>> Begin EXERCISE MATERIALS

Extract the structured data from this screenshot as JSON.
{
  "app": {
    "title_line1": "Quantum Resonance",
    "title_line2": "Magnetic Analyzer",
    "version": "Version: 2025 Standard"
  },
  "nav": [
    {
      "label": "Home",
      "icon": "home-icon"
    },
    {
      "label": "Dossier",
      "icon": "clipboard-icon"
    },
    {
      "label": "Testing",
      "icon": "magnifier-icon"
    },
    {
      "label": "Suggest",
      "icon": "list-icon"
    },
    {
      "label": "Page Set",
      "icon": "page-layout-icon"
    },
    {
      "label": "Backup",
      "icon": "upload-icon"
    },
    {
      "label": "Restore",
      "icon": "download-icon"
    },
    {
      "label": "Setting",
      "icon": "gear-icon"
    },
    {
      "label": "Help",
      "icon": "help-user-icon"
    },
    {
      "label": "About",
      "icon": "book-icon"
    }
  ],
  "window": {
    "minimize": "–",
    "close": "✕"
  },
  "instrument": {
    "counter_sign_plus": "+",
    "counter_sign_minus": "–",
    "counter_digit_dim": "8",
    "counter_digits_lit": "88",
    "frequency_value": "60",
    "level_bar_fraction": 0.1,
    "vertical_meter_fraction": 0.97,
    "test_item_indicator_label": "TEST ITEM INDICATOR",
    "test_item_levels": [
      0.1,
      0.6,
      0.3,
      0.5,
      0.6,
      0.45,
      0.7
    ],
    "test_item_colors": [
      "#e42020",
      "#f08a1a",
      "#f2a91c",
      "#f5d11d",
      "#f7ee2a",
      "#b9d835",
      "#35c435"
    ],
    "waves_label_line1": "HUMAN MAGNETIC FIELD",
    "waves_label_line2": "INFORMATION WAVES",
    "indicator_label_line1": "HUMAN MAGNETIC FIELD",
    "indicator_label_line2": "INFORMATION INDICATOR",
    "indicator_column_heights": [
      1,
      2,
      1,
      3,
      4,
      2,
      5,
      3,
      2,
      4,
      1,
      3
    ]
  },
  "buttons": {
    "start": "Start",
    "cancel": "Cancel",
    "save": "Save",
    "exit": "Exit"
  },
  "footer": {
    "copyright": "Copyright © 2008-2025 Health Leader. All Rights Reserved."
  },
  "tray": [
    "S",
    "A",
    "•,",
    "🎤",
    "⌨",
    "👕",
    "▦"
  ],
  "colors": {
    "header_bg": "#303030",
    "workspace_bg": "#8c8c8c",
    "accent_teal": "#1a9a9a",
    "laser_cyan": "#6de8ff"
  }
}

>> End EXERCISE MATERIALS

▸ **EXERCISE AIM**:
Return what is listed above, exactly and completely.

▸ **TASK RESULT**:
Extract the structured data from this screenshot as JSON.
{
  "app": {
    "title_line1": "Quantum Resonance",
    "title_line2": "Magnetic Analyzer",
    "version": "Version: 2025 Standard"
  },
  "nav": [
    {
      "label": "Home",
      "icon": "home-icon"
    },
    {
      "label": "Dossier",
      "icon": "clipboard-icon"
    },
    {
      "label": "Testing",
      "icon": "magnifier-icon"
    },
    {
      "label": "Suggest",
      "icon": "list-icon"
    },
    {
      "label": "Page Set",
      "icon": "page-layout-icon"
    },
    {
      "label": "Backup",
      "icon": "upload-icon"
    },
    {
      "label": "Restore",
      "icon": "download-icon"
    },
    {
      "label": "Setting",
      "icon": "gear-icon"
    },
    {
      "label": "Help",
      "icon": "help-user-icon"
    },
    {
      "label": "About",
      "icon": "book-icon"
    }
  ],
  "window": {
    "minimize": "–",
    "close": "✕"
  },
  "instrument": {
    "counter_sign_plus": "+",
    "counter_sign_minus": "–",
    "counter_digit_dim": "8",
    "counter_digits_lit": "88",
    "frequency_value": "60",
    "level_bar_fraction": 0.1,
    "vertical_meter_fraction": 0.97,
    "test_item_indicator_label": "TEST ITEM INDICATOR",
    "test_item_levels": [
      0.1,
      0.6,
      0.3,
      0.5,
      0.6,
      0.45,
      0.7
    ],
    "test_item_colors": [
      "#e42020",
      "#f08a1a",
      "#f2a91c",
      "#f5d11d",
      "#f7ee2a",
      "#b9d835",
      "#35c435"
    ],
    "waves_label_line1": "HUMAN MAGNETIC FIELD",
    "waves_label_line2": "INFORMATION WAVES",
    "indicator_label_line1": "HUMAN MAGNETIC FIELD",
    "indicator_label_line2": "INFORMATION INDICATOR",
    "indicator_column_heights": [
      1,
      2,
      1,
      3,
      4,
      2,
      5,
      3,
      2,
      4,
      1,
      3
    ]
  },
  "buttons": {
    "start": "Start",
    "cancel": "Cancel",
    "save": "Save",
    "exit": "Exit"
  },
  "footer": {
    "copyright": "Copyright © 2008-2025 Health Leader. All Rights Reserved."
  },
  "tray": [
    "S",
    "A",
    "•,",
    "🎤",
    "⌨",
    "👕",
    "▦"
  ],
  "colors": {
    "header_bg": "#303030",
    "workspace_bg": "#8c8c8c",
    "accent_teal": "#1a9a9a",
    "laser_cyan": "#6de8ff"
  }
}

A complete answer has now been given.